◆ **Exercise brief**:
Would you set down every entry shown below, precisely as written?
* begin *
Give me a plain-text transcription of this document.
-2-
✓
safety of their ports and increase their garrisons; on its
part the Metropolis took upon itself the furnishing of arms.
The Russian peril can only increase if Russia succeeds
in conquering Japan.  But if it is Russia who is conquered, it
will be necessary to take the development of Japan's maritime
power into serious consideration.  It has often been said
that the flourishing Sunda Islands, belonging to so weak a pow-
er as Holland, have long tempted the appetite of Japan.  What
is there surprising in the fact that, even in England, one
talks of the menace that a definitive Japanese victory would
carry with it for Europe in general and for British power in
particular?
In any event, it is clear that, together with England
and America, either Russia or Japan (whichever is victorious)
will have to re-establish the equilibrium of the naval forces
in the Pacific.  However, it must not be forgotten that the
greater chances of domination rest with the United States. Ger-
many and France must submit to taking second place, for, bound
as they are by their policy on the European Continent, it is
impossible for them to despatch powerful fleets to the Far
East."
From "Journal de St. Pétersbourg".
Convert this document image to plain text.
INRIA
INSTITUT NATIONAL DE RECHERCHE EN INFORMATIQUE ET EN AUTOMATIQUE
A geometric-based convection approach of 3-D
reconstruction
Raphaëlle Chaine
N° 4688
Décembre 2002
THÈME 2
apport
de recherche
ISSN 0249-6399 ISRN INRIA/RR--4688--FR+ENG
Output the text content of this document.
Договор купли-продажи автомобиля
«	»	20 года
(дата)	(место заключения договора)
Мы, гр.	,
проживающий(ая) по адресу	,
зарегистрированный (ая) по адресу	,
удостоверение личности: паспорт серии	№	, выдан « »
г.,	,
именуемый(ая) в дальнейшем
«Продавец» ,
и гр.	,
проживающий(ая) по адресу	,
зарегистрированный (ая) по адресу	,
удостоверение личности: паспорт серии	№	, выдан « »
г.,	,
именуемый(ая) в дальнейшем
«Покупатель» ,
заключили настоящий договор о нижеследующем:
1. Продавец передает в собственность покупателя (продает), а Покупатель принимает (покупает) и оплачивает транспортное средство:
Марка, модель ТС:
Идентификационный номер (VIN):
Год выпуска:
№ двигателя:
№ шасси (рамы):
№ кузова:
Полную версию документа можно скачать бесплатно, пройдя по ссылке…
* end *
◆ **Written solution**:
Give me a plain-text transcription of this document.
-2-
✓
safety of their ports and increase their garrisons; on its
part the Metropolis took upon itself the furnishing of arms.
The Russian peril can only increase if Russia succeeds
in conquering Japan.  But if it is Russia who is conquered, it
will be necessary to take the development of Japan's maritime
power into serious consideration.  It has often been said
that the flourishing Sunda Islands, belonging to so weak a pow-
er as Holland, have long tempted the appetite of Japan.  What
is there surprising in the fact that, even in England, one
talks of the menace that a definitive Japanese victory would
carry with it for Europe in general and for British power in
particular?
In any event, it is clear that, together with England
and America, either Russia or Japan (whichever is victorious)
will have to re-establish the equilibrium of the naval forces
in the Pacific.  However, it must not be forgotten that the
greater chances of domination rest with the United States. Ger-
many and France must submit to taking second place, for, bound
as they are by their policy on the European Continent, it is
impossible for them to despatch powerful fleets to the Far
East."
From "Journal de St. Pétersbourg".
Convert this document image to plain text.
INRIA
INSTITUT NATIONAL DE RECHERCHE EN INFORMATIQUE ET EN AUTOMATIQUE
A geometric-based convection approach of 3-D
reconstruction
Raphaëlle Chaine
N° 4688
Décembre 2002
THÈME 2
apport
de recherche
ISSN 0249-6399 ISRN INRIA/RR--4688--FR+ENG
Output the text content of this document.
Договор купли-продажи автомобиля
«	»	20 года
(дата)	(место заключения договора)
Мы, гр.	,
проживающий(ая) по адресу	,
зарегистрированный (ая) по адресу	,
удостоверение личности: паспорт серии	№	, выдан « »
г.,	,
именуемый(ая) в дальнейшем
«Продавец» ,
и гр.	,
проживающий(ая) по адресу	,
зарегистрированный (ая) по адресу	,
удостоверение личности: паспорт серии	№	, выдан « »
г.,	,
именуемый(ая) в дальнейшем
«Покупатель» ,
заключили настоящий договор о нижеследующем:
1. Продавец передает в собственность покупателя (продает), а Покупатель принимает (покупает) и оплачивает транспортное средство:
Марка, модель ТС:
Идентификационный номер (VIN):
Год выпуска:
№ двигателя:
№ шасси (рамы):
№ кузова:
Полную версию документа можно скачать бесплатно, пройдя по ссылке…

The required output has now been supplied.